(Aim of the task) Select every line containing the word "icon" from the material, and copy those lines.

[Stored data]

-.-.-

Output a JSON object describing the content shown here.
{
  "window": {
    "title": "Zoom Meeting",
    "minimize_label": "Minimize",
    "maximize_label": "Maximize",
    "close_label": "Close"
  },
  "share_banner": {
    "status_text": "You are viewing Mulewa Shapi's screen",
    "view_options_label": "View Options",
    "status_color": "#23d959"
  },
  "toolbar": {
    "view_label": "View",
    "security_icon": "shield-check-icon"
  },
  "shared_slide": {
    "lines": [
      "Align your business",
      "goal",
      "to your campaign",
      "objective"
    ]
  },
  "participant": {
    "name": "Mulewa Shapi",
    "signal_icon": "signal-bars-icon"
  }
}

-.-.-

(Result of this exercise)
    "security_icon": "shield-check-icon"
    "signal_icon": "signal-bars-icon"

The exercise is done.